#### [TASK BRIEF]
Transcribe every entry word for word. Skip the pictures.
***** THE INPUT *****
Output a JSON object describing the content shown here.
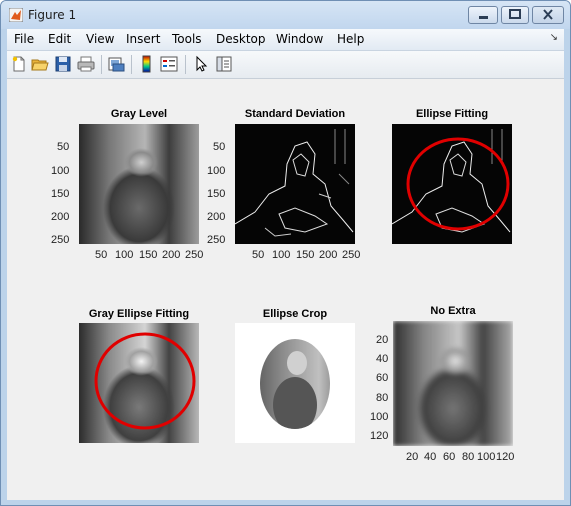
{
  "window": {
    "title": "Figure 1",
    "icon": "matlab-icon"
  },
  "menu": [
    "File",
    "Edit",
    "View",
    "Insert",
    "Tools",
    "Desktop",
    "Window",
    "Help"
  ],
  "menu_arrow": "↘",
  "toolbar_icons": [
    "new-figure-icon",
    "open-file-icon",
    "save-icon",
    "print-icon",
    "print-preview-icon",
    "insert-colorbar-icon",
    "insert-legend-icon",
    "edit-plot-arrow-icon",
    "show-plot-tools-icon"
  ],
  "plots": {
    "gray_level": {
      "title": "Gray Level",
      "yticks": [
        "50",
        "100",
        "150",
        "200",
        "250"
      ],
      "xticks": [
        "50",
        "100",
        "150",
        "200",
        "250"
      ]
    },
    "std_dev": {
      "title": "Standard Deviation",
      "yticks": [
        "50",
        "100",
        "150",
        "200",
        "250"
      ],
      "xticks": [
        "50",
        "100",
        "150",
        "200",
        "250"
      ]
    },
    "ellipse_fitting": {
      "title": "Ellipse Fitting"
    },
    "gray_ellipse": {
      "title": "Gray Ellipse Fitting"
    },
    "ellipse_crop": {
      "title": "Ellipse Crop"
    },
    "no_extra": {
      "title": "No Extra",
      "yticks": [
        "20",
        "40",
        "60",
        "80",
        "100",
        "120"
      ],
      "xticks": [
        "20",
        "40",
        "60",
        "80",
        "100",
        "120"
      ]
    }
  },
  "colors": {
    "ellipse": "#e00000",
    "figure_bg": "#f0f0f0"
  }
}
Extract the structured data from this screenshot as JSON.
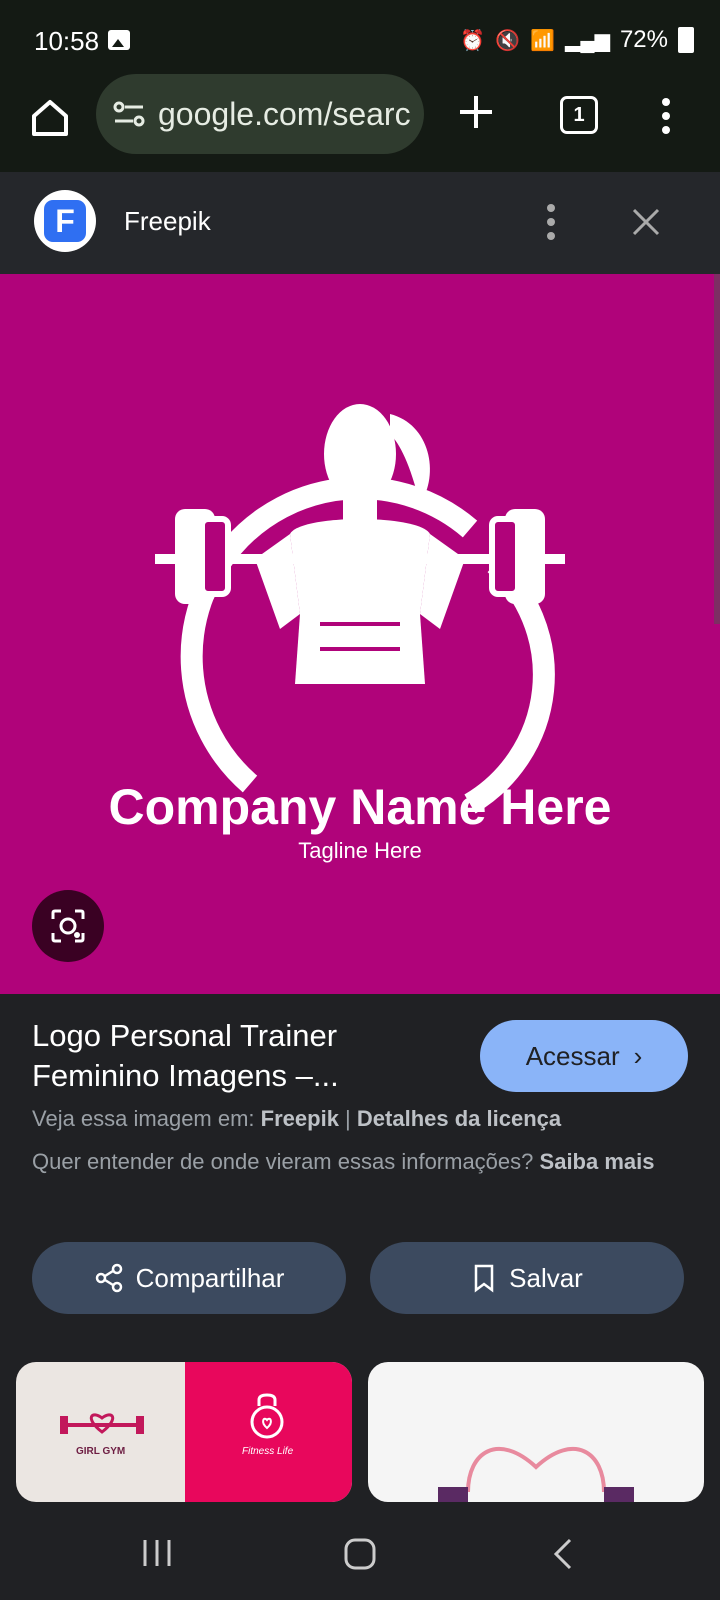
{
  "status_bar": {
    "time": "10:58",
    "battery": "72%"
  },
  "browser": {
    "url": "google.com/searc",
    "tab_count": "1"
  },
  "source": {
    "name": "Freepik",
    "logo_letter": "F"
  },
  "image": {
    "company_name": "Company Name Here",
    "tagline": "Tagline Here"
  },
  "result": {
    "title": "Logo Personal Trainer Feminino Imagens –...",
    "open_label": "Acessar",
    "view_prefix": "Veja essa imagem em:",
    "view_source": "Freepik",
    "license_link": "Detalhes da licença",
    "question": "Quer entender de onde vieram essas informações?",
    "learn_more": "Saiba mais",
    "share_label": "Compartilhar",
    "save_label": "Salvar"
  },
  "related": {
    "thumb1_left_text": "GIRL GYM",
    "thumb1_right_text": "Fitness Life"
  }
}
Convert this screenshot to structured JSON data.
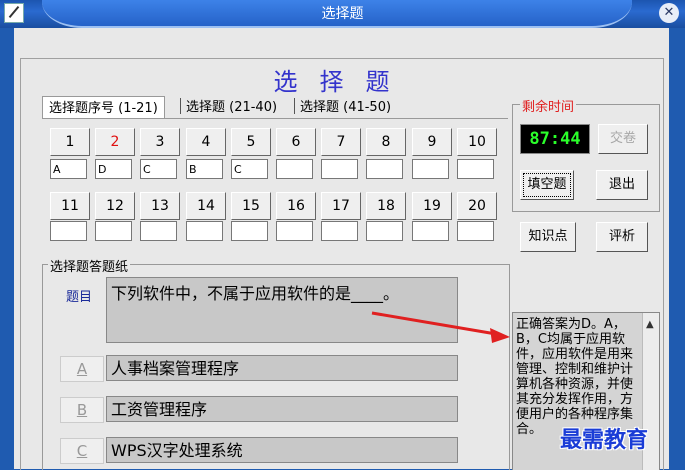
{
  "window": {
    "title": "选择题"
  },
  "heading": "选择题",
  "tabs": [
    {
      "label": "选择题序号 (1-21)"
    },
    {
      "label": "选择题 (21-40)"
    },
    {
      "label": "选择题 (41-50)"
    }
  ],
  "questions": {
    "row1": [
      "1",
      "2",
      "3",
      "4",
      "5",
      "6",
      "7",
      "8",
      "9",
      "10"
    ],
    "row1_answers": [
      "A",
      "D",
      "C",
      "B",
      "C",
      "",
      "",
      "",
      "",
      ""
    ],
    "row2": [
      "11",
      "12",
      "13",
      "14",
      "15",
      "16",
      "17",
      "18",
      "19",
      "20"
    ],
    "row2_answers": [
      "",
      "",
      "",
      "",
      "",
      "",
      "",
      "",
      "",
      ""
    ],
    "current": "2"
  },
  "timer": {
    "label": "剩余时间",
    "value": "87:44"
  },
  "buttons": {
    "submit": "交卷",
    "fill_empty": "填空题",
    "exit": "退出",
    "knowledge": "知识点",
    "analysis": "评析"
  },
  "answer_sheet": {
    "label": "选择题答题纸",
    "question_label": "题目",
    "question_text": "下列软件中，不属于应用软件的是____。",
    "options": [
      {
        "letter": "A",
        "text": "人事档案管理程序"
      },
      {
        "letter": "B",
        "text": "工资管理程序"
      },
      {
        "letter": "C",
        "text": "WPS汉字处理系统"
      }
    ]
  },
  "explanation": {
    "text": "正确答案为D。A，B，C均属于应用软件，应用软件是用来管理、控制和维护计算机各种资源，并使其充分发挥作用，方便用户的各种程序集合。"
  },
  "watermark": "最需教育",
  "colors": {
    "timer_fg": "#2aff2a",
    "heading": "#3333cc",
    "arrow": "#e02020"
  }
}
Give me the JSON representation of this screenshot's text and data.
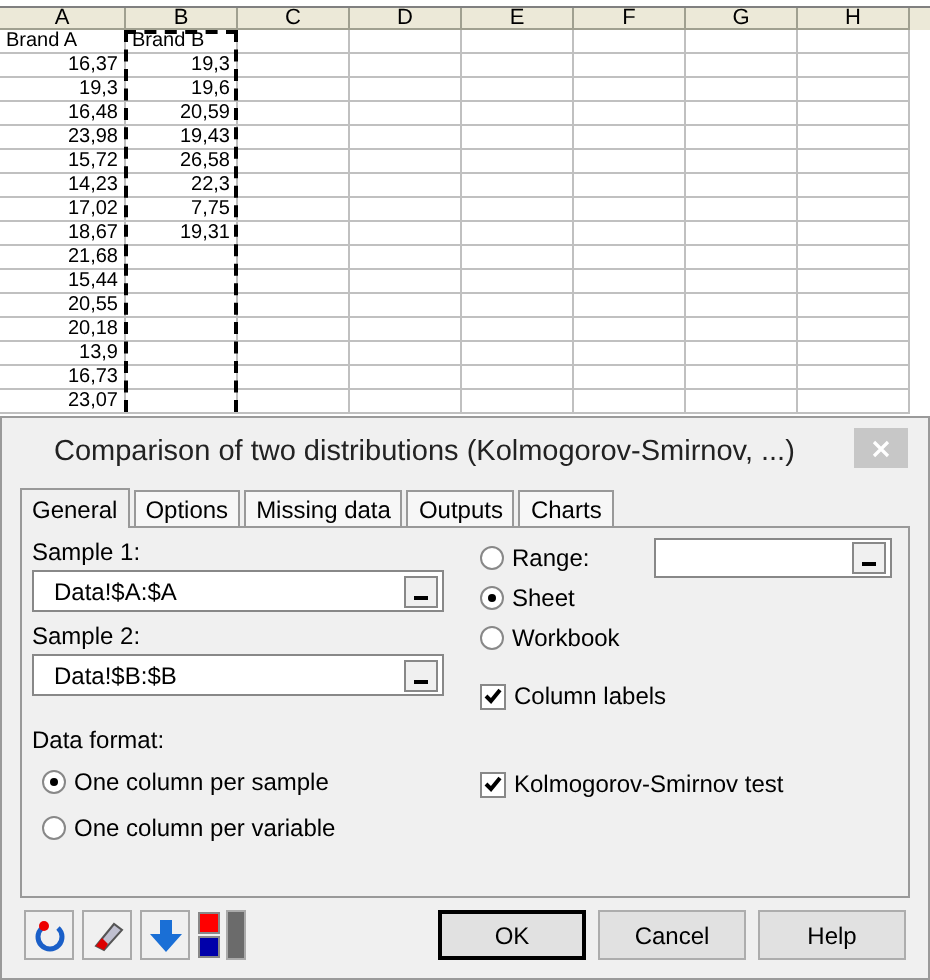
{
  "spreadsheet": {
    "columns": [
      {
        "label": "A",
        "marked": false
      },
      {
        "label": "B",
        "marked": true
      },
      {
        "label": "C",
        "marked": false
      },
      {
        "label": "D",
        "marked": false
      },
      {
        "label": "E",
        "marked": false
      },
      {
        "label": "F",
        "marked": false
      },
      {
        "label": "G",
        "marked": false
      },
      {
        "label": "H",
        "marked": false
      }
    ],
    "rows": [
      [
        "Brand A",
        "Brand B"
      ],
      [
        "16,37",
        "19,3"
      ],
      [
        "19,3",
        "19,6"
      ],
      [
        "16,48",
        "20,59"
      ],
      [
        "23,98",
        "19,43"
      ],
      [
        "15,72",
        "26,58"
      ],
      [
        "14,23",
        "22,3"
      ],
      [
        "17,02",
        "7,75"
      ],
      [
        "18,67",
        "19,31"
      ],
      [
        "21,68"
      ],
      [
        "15,44"
      ],
      [
        "20,55"
      ],
      [
        "20,18"
      ],
      [
        "13,9"
      ],
      [
        "16,73"
      ],
      [
        "23,07"
      ]
    ]
  },
  "dialog": {
    "title": "Comparison of two distributions (Kolmogorov-Smirnov, ...)",
    "tabs": [
      {
        "label": "General",
        "selected": true
      },
      {
        "label": "Options",
        "selected": false
      },
      {
        "label": "Missing data",
        "selected": false
      },
      {
        "label": "Outputs",
        "selected": false
      },
      {
        "label": "Charts",
        "selected": false
      }
    ],
    "samples": [
      {
        "label": "Sample 1:",
        "value": "Data!$A:$A"
      },
      {
        "label": "Sample 2:",
        "value": "Data!$B:$B"
      }
    ],
    "scope": [
      {
        "label": "Range:",
        "selected": false
      },
      {
        "label": "Sheet",
        "selected": true
      },
      {
        "label": "Workbook",
        "selected": false
      }
    ],
    "column_labels": {
      "label": "Column labels",
      "checked": true
    },
    "data_format": {
      "label": "Data format:",
      "options": [
        {
          "label": "One column per sample",
          "selected": true
        },
        {
          "label": "One column per variable",
          "selected": false
        }
      ]
    },
    "ks_test": {
      "label": "Kolmogorov-Smirnov test",
      "checked": true
    },
    "buttons": [
      "OK",
      "Cancel",
      "Help"
    ]
  }
}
*****
#### [FINAL RESULT]
Output a JSON object describing the content shown here.
{
  "window": {
    "title": "Figure 1",
    "icon": "matlab-icon"
  },
  "menu": [
    "File",
    "Edit",
    "View",
    "Insert",
    "Tools",
    "Desktop",
    "Window",
    "Help"
  ],
  "menu_arrow": "↘",
  "toolbar_icons": [
    "new-figure-icon",
    "open-file-icon",
    "save-icon",
    "print-icon",
    "print-preview-icon",
    "insert-colorbar-icon",
    "insert-legend-icon",
    "edit-plot-arrow-icon",
    "show-plot-tools-icon"
  ],
  "plots": {
    "gray_level": {
      "title": "Gray Level",
      "yticks": [
        "50",
        "100",
        "150",
        "200",
        "250"
      ],
      "xticks": [
        "50",
        "100",
        "150",
        "200",
        "250"
      ]
    },
    "std_dev": {
      "title": "Standard Deviation",
      "yticks": [
        "50",
        "100",
        "150",
        "200",
        "250"
      ],
      "xticks": [
        "50",
        "100",
        "150",
        "200",
        "250"
      ]
    },
    "ellipse_fitting": {
      "title": "Ellipse Fitting"
    },
    "gray_ellipse": {
      "title": "Gray Ellipse Fitting"
    },
    "ellipse_crop": {
      "title": "Ellipse Crop"
    },
    "no_extra": {
      "title": "No Extra",
      "yticks": [
        "20",
        "40",
        "60",
        "80",
        "100",
        "120"
      ],
      "xticks": [
        "20",
        "40",
        "60",
        "80",
        "100",
        "120"
      ]
    }
  },
  "colors": {
    "ellipse": "#e00000",
    "figure_bg": "#f0f0f0"
  }
}
Extract the structured data from this screenshot as JSON.
{
  "status_bar": {
    "time": "10:58",
    "battery": "72%"
  },
  "browser": {
    "url": "google.com/searc",
    "tab_count": "1"
  },
  "source": {
    "name": "Freepik",
    "logo_letter": "F"
  },
  "image": {
    "company_name": "Company Name Here",
    "tagline": "Tagline Here"
  },
  "result": {
    "title": "Logo Personal Trainer Feminino Imagens –...",
    "open_label": "Acessar",
    "view_prefix": "Veja essa imagem em:",
    "view_source": "Freepik",
    "license_link": "Detalhes da licença",
    "question": "Quer entender de onde vieram essas informações?",
    "learn_more": "Saiba mais",
    "share_label": "Compartilhar",
    "save_label": "Salvar"
  },
  "related": {
    "thumb1_left_text": "GIRL GYM",
    "thumb1_right_text": "Fitness Life"
  }
}
Convert this screenshot to structured JSON data.
{
  "window": {
    "title": "选择题"
  },
  "heading": "选择题",
  "tabs": [
    {
      "label": "选择题序号 (1-21)"
    },
    {
      "label": "选择题 (21-40)"
    },
    {
      "label": "选择题 (41-50)"
    }
  ],
  "questions": {
    "row1": [
      "1",
      "2",
      "3",
      "4",
      "5",
      "6",
      "7",
      "8",
      "9",
      "10"
    ],
    "row1_answers": [
      "A",
      "D",
      "C",
      "B",
      "C",
      "",
      "",
      "",
      "",
      ""
    ],
    "row2": [
      "11",
      "12",
      "13",
      "14",
      "15",
      "16",
      "17",
      "18",
      "19",
      "20"
    ],
    "row2_answers": [
      "",
      "",
      "",
      "",
      "",
      "",
      "",
      "",
      "",
      ""
    ],
    "current": "2"
  },
  "timer": {
    "label": "剩余时间",
    "value": "87:44"
  },
  "buttons": {
    "submit": "交卷",
    "fill_empty": "填空题",
    "exit": "退出",
    "knowledge": "知识点",
    "analysis": "评析"
  },
  "answer_sheet": {
    "label": "选择题答题纸",
    "question_label": "题目",
    "question_text": "下列软件中，不属于应用软件的是____。",
    "options": [
      {
        "letter": "A",
        "text": "人事档案管理程序"
      },
      {
        "letter": "B",
        "text": "工资管理程序"
      },
      {
        "letter": "C",
        "text": "WPS汉字处理系统"
      }
    ]
  },
  "explanation": {
    "text": "正确答案为D。A，B，C均属于应用软件，应用软件是用来管理、控制和维护计算机各种资源，并使其充分发挥作用，方便用户的各种程序集合。"
  },
  "watermark": "最需教育",
  "colors": {
    "timer_fg": "#2aff2a",
    "heading": "#3333cc",
    "arrow": "#e02020"
  }
}
Give me the JSON representation of this screenshot's text and data.
{
  "spreadsheet": {
    "columns": [
      {
        "label": "A",
        "marked": false
      },
      {
        "label": "B",
        "marked": true
      },
      {
        "label": "C",
        "marked": false
      },
      {
        "label": "D",
        "marked": false
      },
      {
        "label": "E",
        "marked": false
      },
      {
        "label": "F",
        "marked": false
      },
      {
        "label": "G",
        "marked": false
      },
      {
        "label": "H",
        "marked": false
      }
    ],
    "rows": [
      [
        "Brand A",
        "Brand B"
      ],
      [
        "16,37",
        "19,3"
      ],
      [
        "19,3",
        "19,6"
      ],
      [
        "16,48",
        "20,59"
      ],
      [
        "23,98",
        "19,43"
      ],
      [
        "15,72",
        "26,58"
      ],
      [
        "14,23",
        "22,3"
      ],
      [
        "17,02",
        "7,75"
      ],
      [
        "18,67",
        "19,31"
      ],
      [
        "21,68"
      ],
      [
        "15,44"
      ],
      [
        "20,55"
      ],
      [
        "20,18"
      ],
      [
        "13,9"
      ],
      [
        "16,73"
      ],
      [
        "23,07"
      ]
    ]
  },
  "dialog": {
    "title": "Comparison of two distributions (Kolmogorov-Smirnov, ...)",
    "tabs": [
      {
        "label": "General",
        "selected": true
      },
      {
        "label": "Options",
        "selected": false
      },
      {
        "label": "Missing data",
        "selected": false
      },
      {
        "label": "Outputs",
        "selected": false
      },
      {
        "label": "Charts",
        "selected": false
      }
    ],
    "samples": [
      {
        "label": "Sample 1:",
        "value": "Data!$A:$A"
      },
      {
        "label": "Sample 2:",
        "value": "Data!$B:$B"
      }
    ],
    "scope": [
      {
        "label": "Range:",
        "selected": false
      },
      {
        "label": "Sheet",
        "selected": true
      },
      {
        "label": "Workbook",
        "selected": false
      }
    ],
    "column_labels": {
      "label": "Column labels",
      "checked": true
    },
    "data_format": {
      "label": "Data format:",
      "options": [
        {
          "label": "One column per sample",
          "selected": true
        },
        {
          "label": "One column per variable",
          "selected": false
        }
      ]
    },
    "ks_test": {
      "label": "Kolmogorov-Smirnov test",
      "checked": true
    },
    "buttons": [
      "OK",
      "Cancel",
      "Help"
    ]
  }
}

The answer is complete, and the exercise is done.